----- TRECHO -----
Muito provavelmente, os estudantes que cursaram minhas disciplinas, na graduação e na pós, nunca se deram conta de como contribuíram para o meu amadurecimento profissional. Com eles aprendi a esmiuçar ideias que antes eram apenas noções impressionistas, por causa deles cobri quilômetros de bibliografia que não teria palmilhado sozinha, com eles e por causa deles tive ideias novas, testei umas tantas outras e, pouco a pouco, passei a ver as aulas como um grande laboratório onde germinava a matéria imponderável da razão antropológica. Sou grata por esta oportunidade de dizer isto aqui, publicamente, já que no calor da docência nunca achamos o contexto certo para revelações deste tipo. É desnecessário dizer que aquele sonho de me enclausurar numa cela de pesquisadora solitária há muito tempo foi exorcizado, dissolvido por aí ao longo dos anos de perda de inocência, inocência essa que acabou em boa hora, já que é responsável por uma cegueira juvenil que, felizmente, tem tempo de validade.
----- DADOS FORNECIDOS -----
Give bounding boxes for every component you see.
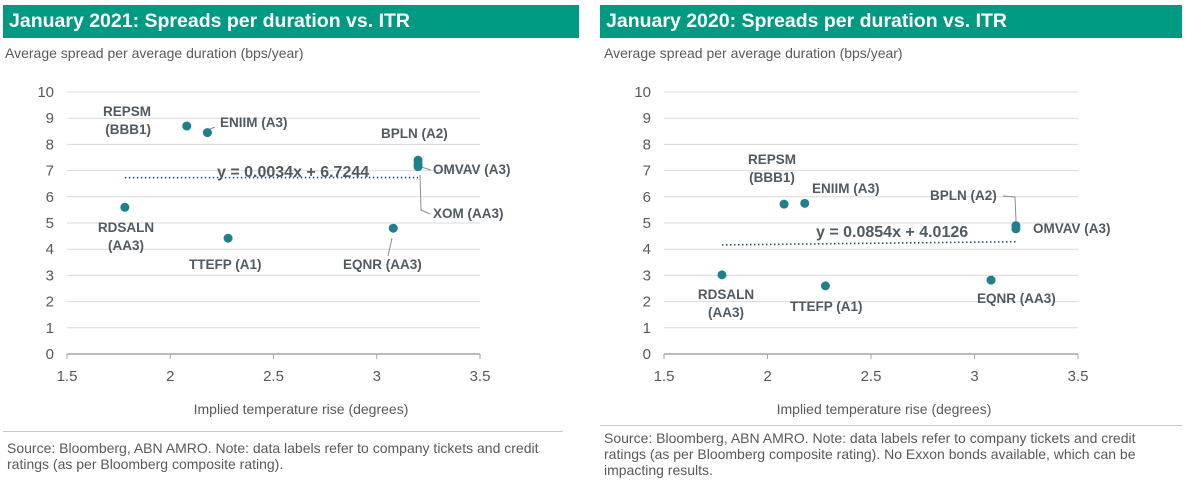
y-tick-label: 2 <box>643 294 651 311</box>
chart-title: January 2020: Spreads per duration vs. I… <box>600 5 1182 38</box>
data-point <box>413 162 423 172</box>
data-point <box>388 223 398 233</box>
divider <box>600 425 1182 426</box>
y-tick-label: 5 <box>46 215 54 232</box>
y-tick-label: 10 <box>634 84 651 101</box>
x-tick-label: 3 <box>373 368 381 385</box>
data-label: EQNR (AA3) <box>343 257 422 272</box>
data-label: REPSM (BBB1) <box>748 152 796 185</box>
leader-line <box>387 237 393 257</box>
x-tick-label: 2.5 <box>861 368 882 385</box>
source-note: Source: Bloomberg, ABN AMRO. Note: data … <box>7 440 539 472</box>
data-label: XOM (AA3) <box>433 206 504 221</box>
y-tick-label: 0 <box>643 346 651 363</box>
source-note: Source: Bloomberg, ABN AMRO. Note: data … <box>604 430 1136 478</box>
data-point <box>120 202 130 212</box>
data-point <box>779 199 789 209</box>
data-label: ENIIM (A3) <box>220 115 288 130</box>
data-point <box>820 281 830 291</box>
trendline-equation: y = 0.0854x + 4.0126 <box>816 224 968 241</box>
data-label: RDSALN (AA3) <box>698 287 754 320</box>
data-label: TTEFP (A1) <box>189 257 262 272</box>
data-label: ENIIM (A3) <box>812 181 880 196</box>
x-tick-label: 1.5 <box>654 368 675 385</box>
data-label: REPSM (BBB1) <box>103 104 151 137</box>
y-tick-label: 3 <box>643 267 651 284</box>
data-point <box>1011 224 1021 234</box>
x-tick-label: 3.5 <box>1068 368 1089 385</box>
y-tick-label: 1 <box>46 320 54 337</box>
data-label: BPLN (A2) <box>930 188 997 203</box>
y-tick-label: 7 <box>643 163 651 180</box>
y-tick-label: 2 <box>46 294 54 311</box>
data-label: RDSALN (AA3) <box>98 220 154 253</box>
scatter-plot: 0 1 2 3 4 5 6 7 8 9 10 1.5 2 2.5 3 3.5 y = 0.0854x + 4.0… <box>634 84 1111 385</box>
divider <box>3 431 563 432</box>
data-label: OMVAV (A3) <box>1033 221 1111 236</box>
data-point <box>202 128 212 138</box>
data-point <box>986 275 996 285</box>
leader-line <box>1002 195 1017 222</box>
scatter-plot: 0 1 2 3 4 5 6 7 8 9 10 1.5 2 2.5 3 3.5 y = 0.0034x + 6.7… <box>37 84 511 385</box>
leader-line <box>419 174 431 215</box>
x-tick-label: 2 <box>763 368 771 385</box>
data-label: TTEFP (A1) <box>790 299 863 314</box>
data-point <box>800 198 810 208</box>
data-label: OMVAV (A3) <box>433 162 511 177</box>
data-point <box>223 233 233 243</box>
x-axis-label: Implied temperature rise (degrees) <box>776 401 992 417</box>
y-tick-label: 7 <box>46 163 54 180</box>
y-tick-label: 10 <box>37 84 54 101</box>
chart-panel-2021: January 2021: Spreads per duration vs. I… <box>3 5 579 483</box>
y-tick-label: 5 <box>643 215 651 232</box>
x-tick-label: 1.5 <box>57 368 78 385</box>
y-tick-label: 1 <box>643 320 651 337</box>
x-axis-label: Implied temperature rise (degrees) <box>193 401 409 417</box>
x-tick-label: 2.5 <box>263 368 284 385</box>
y-tick-label: 4 <box>643 241 651 258</box>
data-label: BPLN (A2) <box>381 126 448 141</box>
y-axis-label: Average spread per average duration (bps… <box>604 45 903 61</box>
y-tick-label: 6 <box>643 189 651 206</box>
data-point <box>182 121 192 131</box>
y-tick-label: 8 <box>643 136 651 153</box>
trendline-equation: y = 0.0034x + 6.7244 <box>217 164 369 181</box>
x-tick-label: 3.5 <box>470 368 491 385</box>
y-tick-label: 9 <box>46 110 54 127</box>
chart-panel-2020: January 2020: Spreads per duration vs. I… <box>600 5 1182 483</box>
y-tick-label: 4 <box>46 241 54 258</box>
y-tick-label: 6 <box>46 189 54 206</box>
data-label: EQNR (AA3) <box>977 291 1056 306</box>
data-point <box>717 270 727 280</box>
y-tick-label: 0 <box>46 346 54 363</box>
trendline <box>721 240 1016 246</box>
x-tick-label: 3 <box>970 368 978 385</box>
x-tick-label: 2 <box>166 368 174 385</box>
y-tick-label: 8 <box>46 136 54 153</box>
y-tick-label: 3 <box>46 267 54 284</box>
chart-title: January 2021: Spreads per duration vs. I… <box>3 5 579 38</box>
y-tick-label: 9 <box>643 110 651 127</box>
y-axis-label: Average spread per average duration (bps… <box>5 45 304 61</box>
-----
## REQUISITOS
Escreva a continuação do trecho sobre a docência e os estudantes, a partir da última frase. Os itens não têm nenhum papel nesta tarefa.

## RESULTADO
Por tudo isto, meus caros amigos, não é exagero dizer que felizes são aqueles que encontraram a sua vocação e um espaço propício para torná-la realidade. Tenho o privilégio de me reconhecer entre esses felizardos e declarar minha gratidão por este evento cuja lembrança já faz parte da minha história.

Obrigada.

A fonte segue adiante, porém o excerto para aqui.